DESCRIPTION OF THE TASK: Say how many lines include the word "label". Reply with nothing but the number.

THE DATA:

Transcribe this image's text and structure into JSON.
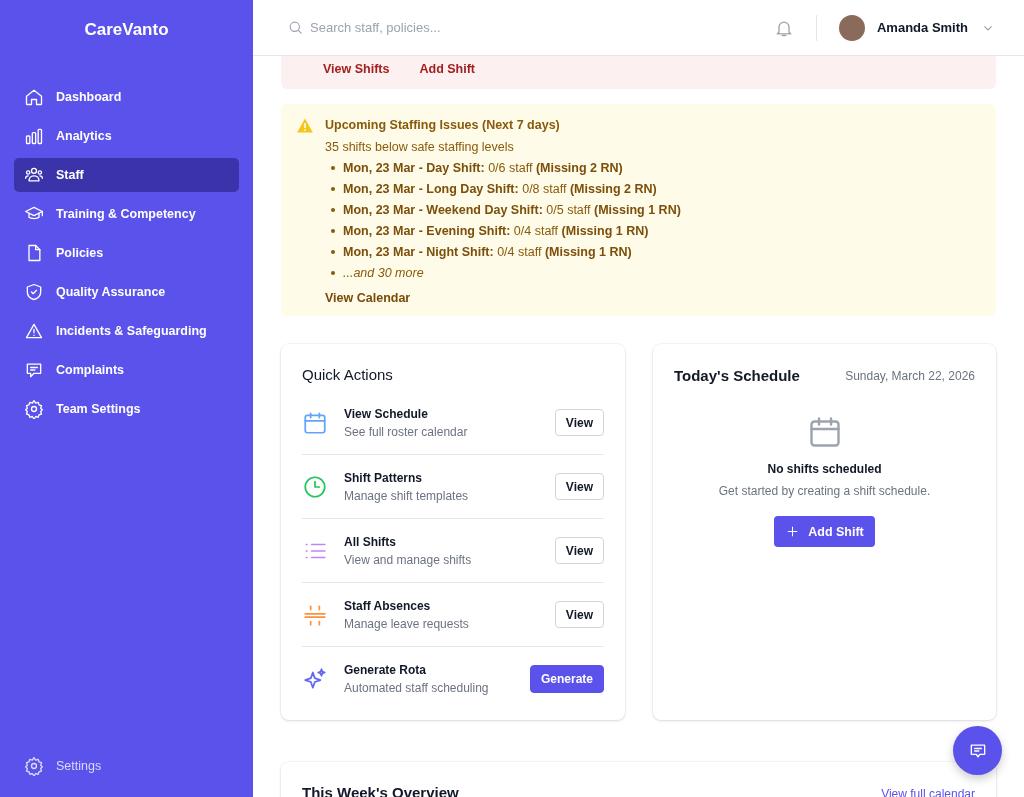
{
  "sidebar": {
    "brand": "CareVanto",
    "items": [
      {
        "label": "Dashboard",
        "selected": false
      },
      {
        "label": "Analytics",
        "selected": false
      },
      {
        "label": "Staff",
        "selected": true
      },
      {
        "label": "Training & Competency",
        "selected": false
      },
      {
        "label": "Policies",
        "selected": false
      },
      {
        "label": "Quality Assurance",
        "selected": false
      },
      {
        "label": "Incidents & Safeguarding",
        "selected": false
      },
      {
        "label": "Complaints",
        "selected": false
      },
      {
        "label": "Team Settings",
        "selected": false
      }
    ],
    "footer": {
      "label": "Settings"
    }
  },
  "header": {
    "search": {
      "placeholder": "Search staff, policies..."
    },
    "user": {
      "name": "Amanda Smith"
    }
  },
  "shift_banner": {
    "links": [
      "View Shifts",
      "Add Shift"
    ]
  },
  "staffing_alert": {
    "title": "Upcoming Staffing Issues (Next 7 days)",
    "summary": "35 shifts below safe staffing levels",
    "items": [
      "**Mon, 23 Mar - Day Shift:** 0/6 staff **(Missing 2 RN)**",
      "**Mon, 23 Mar - Long Day Shift:** 0/8 staff **(Missing 2 RN)**",
      "**Mon, 23 Mar - Weekend Day Shift:** 0/5 staff **(Missing 1 RN)**",
      "**Mon, 23 Mar - Evening Shift:** 0/4 staff **(Missing 1 RN)**",
      "**Mon, 23 Mar - Night Shift:** 0/4 staff **(Missing 1 RN)**",
      "*...and 30 more*"
    ],
    "link": "View Calendar"
  },
  "quick_actions": {
    "title": "Quick Actions",
    "items": [
      {
        "title": "View Schedule",
        "subtitle": "See full roster calendar",
        "button": "View",
        "kind": "outline"
      },
      {
        "title": "Shift Patterns",
        "subtitle": "Manage shift templates",
        "button": "View",
        "kind": "outline"
      },
      {
        "title": "All Shifts",
        "subtitle": "View and manage shifts",
        "button": "View",
        "kind": "outline"
      },
      {
        "title": "Staff Absences",
        "subtitle": "Manage leave requests",
        "button": "View",
        "kind": "outline"
      },
      {
        "title": "Generate Rota",
        "subtitle": "Automated staff scheduling",
        "button": "Generate",
        "kind": "primary"
      }
    ]
  },
  "todays_schedule": {
    "title": "Today's Schedule",
    "date": "Sunday, March 22, 2026",
    "empty_title": "No shifts scheduled",
    "empty_text": "Get started by creating a shift schedule.",
    "button": "Add Shift"
  },
  "weekly_overview": {
    "title": "This Week's Overview",
    "link": "View full calendar"
  }
}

SOLUTION TO THIS TASK: 10